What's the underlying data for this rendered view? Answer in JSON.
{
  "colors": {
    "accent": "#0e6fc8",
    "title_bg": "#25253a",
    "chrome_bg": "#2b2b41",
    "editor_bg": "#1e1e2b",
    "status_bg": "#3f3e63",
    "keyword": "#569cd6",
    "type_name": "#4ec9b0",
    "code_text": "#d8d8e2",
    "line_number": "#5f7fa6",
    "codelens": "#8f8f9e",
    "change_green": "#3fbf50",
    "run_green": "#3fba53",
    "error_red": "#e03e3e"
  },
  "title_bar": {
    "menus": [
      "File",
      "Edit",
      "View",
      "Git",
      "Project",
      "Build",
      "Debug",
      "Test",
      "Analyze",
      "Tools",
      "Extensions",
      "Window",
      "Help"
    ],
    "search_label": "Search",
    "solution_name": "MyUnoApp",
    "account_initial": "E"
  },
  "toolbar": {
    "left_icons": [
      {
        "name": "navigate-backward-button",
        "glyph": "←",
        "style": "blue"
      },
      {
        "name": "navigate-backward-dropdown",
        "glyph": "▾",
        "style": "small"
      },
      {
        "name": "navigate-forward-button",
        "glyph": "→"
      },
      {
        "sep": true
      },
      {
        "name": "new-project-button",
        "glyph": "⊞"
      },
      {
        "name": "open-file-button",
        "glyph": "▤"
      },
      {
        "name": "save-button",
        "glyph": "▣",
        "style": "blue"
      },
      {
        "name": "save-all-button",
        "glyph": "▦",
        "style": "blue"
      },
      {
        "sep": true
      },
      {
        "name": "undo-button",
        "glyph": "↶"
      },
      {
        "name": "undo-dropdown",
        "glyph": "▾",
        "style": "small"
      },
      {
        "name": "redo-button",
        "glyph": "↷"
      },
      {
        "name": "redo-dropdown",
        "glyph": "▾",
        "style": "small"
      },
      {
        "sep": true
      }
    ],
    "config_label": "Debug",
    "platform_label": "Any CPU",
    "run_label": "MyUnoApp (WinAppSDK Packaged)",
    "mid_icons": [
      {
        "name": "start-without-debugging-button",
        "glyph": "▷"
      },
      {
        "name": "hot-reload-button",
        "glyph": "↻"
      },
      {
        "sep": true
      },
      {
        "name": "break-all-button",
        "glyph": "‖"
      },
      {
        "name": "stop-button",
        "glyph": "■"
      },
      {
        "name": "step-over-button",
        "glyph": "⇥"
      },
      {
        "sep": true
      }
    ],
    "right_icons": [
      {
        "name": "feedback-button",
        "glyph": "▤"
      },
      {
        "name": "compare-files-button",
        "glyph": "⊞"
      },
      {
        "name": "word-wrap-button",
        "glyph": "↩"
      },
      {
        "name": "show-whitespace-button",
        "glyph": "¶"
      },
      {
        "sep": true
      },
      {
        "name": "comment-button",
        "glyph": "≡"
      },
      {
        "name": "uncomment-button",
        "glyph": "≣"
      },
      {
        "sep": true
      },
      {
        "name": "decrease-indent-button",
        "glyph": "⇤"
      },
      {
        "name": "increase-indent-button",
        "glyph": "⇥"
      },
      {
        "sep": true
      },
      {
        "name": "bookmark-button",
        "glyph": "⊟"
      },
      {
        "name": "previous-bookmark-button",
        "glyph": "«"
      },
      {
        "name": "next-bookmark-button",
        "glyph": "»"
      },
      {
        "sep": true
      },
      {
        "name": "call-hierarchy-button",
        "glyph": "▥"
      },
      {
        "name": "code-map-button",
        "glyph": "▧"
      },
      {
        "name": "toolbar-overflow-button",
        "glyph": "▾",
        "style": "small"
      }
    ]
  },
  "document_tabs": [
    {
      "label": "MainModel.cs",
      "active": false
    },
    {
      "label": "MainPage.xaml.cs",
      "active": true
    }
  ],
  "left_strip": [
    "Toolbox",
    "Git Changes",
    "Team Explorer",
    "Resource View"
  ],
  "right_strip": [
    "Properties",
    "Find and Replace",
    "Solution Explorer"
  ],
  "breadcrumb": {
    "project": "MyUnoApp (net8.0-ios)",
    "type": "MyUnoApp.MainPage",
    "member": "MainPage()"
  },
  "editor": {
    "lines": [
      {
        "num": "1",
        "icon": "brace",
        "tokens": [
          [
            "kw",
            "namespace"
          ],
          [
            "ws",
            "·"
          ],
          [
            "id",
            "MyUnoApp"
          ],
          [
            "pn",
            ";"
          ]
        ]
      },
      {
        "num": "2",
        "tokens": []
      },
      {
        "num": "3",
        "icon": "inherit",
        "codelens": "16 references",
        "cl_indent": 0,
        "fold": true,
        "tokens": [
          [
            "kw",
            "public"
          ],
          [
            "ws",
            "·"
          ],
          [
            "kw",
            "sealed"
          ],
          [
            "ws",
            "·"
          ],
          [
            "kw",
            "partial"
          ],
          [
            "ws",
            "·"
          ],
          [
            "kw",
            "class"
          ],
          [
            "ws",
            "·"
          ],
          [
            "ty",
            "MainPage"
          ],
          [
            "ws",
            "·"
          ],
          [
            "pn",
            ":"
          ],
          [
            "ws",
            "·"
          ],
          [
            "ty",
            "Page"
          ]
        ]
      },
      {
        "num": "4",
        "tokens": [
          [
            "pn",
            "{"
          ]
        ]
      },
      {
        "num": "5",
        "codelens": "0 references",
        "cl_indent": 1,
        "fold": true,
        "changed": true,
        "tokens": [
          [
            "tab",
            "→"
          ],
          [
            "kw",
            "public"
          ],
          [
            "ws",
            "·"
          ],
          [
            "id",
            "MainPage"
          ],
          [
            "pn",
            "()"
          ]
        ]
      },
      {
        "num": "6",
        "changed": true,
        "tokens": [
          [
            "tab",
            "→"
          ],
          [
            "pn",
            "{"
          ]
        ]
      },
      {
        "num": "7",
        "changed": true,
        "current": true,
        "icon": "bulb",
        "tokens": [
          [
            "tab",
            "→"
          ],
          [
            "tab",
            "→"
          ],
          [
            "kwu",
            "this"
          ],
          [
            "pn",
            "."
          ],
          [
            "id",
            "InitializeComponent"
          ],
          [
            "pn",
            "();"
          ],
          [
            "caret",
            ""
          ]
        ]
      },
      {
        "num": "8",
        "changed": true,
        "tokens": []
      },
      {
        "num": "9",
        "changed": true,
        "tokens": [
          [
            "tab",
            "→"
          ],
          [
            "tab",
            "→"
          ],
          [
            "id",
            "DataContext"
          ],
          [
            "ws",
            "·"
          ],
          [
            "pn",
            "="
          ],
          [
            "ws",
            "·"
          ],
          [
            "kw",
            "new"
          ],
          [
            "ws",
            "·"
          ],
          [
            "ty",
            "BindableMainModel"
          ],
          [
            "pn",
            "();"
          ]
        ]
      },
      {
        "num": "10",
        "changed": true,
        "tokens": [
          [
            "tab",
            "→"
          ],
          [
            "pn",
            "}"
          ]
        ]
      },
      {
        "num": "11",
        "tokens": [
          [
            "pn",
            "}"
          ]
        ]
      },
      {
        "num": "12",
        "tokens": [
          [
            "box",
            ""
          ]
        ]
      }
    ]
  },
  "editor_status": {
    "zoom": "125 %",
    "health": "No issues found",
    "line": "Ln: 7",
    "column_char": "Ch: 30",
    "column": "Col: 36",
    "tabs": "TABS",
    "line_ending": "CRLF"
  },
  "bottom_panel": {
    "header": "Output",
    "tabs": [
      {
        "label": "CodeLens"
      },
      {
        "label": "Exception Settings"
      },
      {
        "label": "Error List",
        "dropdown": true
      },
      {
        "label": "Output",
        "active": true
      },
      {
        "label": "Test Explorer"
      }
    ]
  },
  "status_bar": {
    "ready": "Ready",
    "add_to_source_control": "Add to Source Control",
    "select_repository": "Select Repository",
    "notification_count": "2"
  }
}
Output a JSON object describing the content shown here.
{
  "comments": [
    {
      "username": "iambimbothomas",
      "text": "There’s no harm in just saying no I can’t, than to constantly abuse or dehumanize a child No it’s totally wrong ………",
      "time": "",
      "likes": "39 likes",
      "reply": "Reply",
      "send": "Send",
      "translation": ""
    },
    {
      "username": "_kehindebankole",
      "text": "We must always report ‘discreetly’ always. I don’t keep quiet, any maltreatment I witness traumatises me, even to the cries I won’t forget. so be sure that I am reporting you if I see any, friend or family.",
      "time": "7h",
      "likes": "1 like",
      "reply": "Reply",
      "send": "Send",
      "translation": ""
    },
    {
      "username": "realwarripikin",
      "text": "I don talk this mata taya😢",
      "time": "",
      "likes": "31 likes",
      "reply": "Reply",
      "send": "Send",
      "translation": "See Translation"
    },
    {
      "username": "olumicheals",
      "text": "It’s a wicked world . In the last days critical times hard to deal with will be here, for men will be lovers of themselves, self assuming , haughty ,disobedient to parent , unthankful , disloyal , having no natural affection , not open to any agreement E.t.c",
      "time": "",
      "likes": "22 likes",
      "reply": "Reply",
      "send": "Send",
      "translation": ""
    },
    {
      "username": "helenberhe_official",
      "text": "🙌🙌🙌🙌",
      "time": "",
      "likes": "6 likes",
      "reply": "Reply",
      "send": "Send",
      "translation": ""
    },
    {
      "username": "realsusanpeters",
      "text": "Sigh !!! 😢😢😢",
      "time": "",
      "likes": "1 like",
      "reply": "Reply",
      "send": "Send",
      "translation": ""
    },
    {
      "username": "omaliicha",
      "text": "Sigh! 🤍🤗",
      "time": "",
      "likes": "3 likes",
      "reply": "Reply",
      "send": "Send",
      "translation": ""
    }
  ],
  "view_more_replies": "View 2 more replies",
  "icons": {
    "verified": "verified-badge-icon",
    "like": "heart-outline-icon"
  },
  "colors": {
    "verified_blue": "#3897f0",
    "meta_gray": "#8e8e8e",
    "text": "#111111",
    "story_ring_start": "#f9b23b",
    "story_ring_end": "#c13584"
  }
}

Your instructions: Your answer should be a single number: how many lines of the material contain the word "bookmark".

Output of the exercise: 3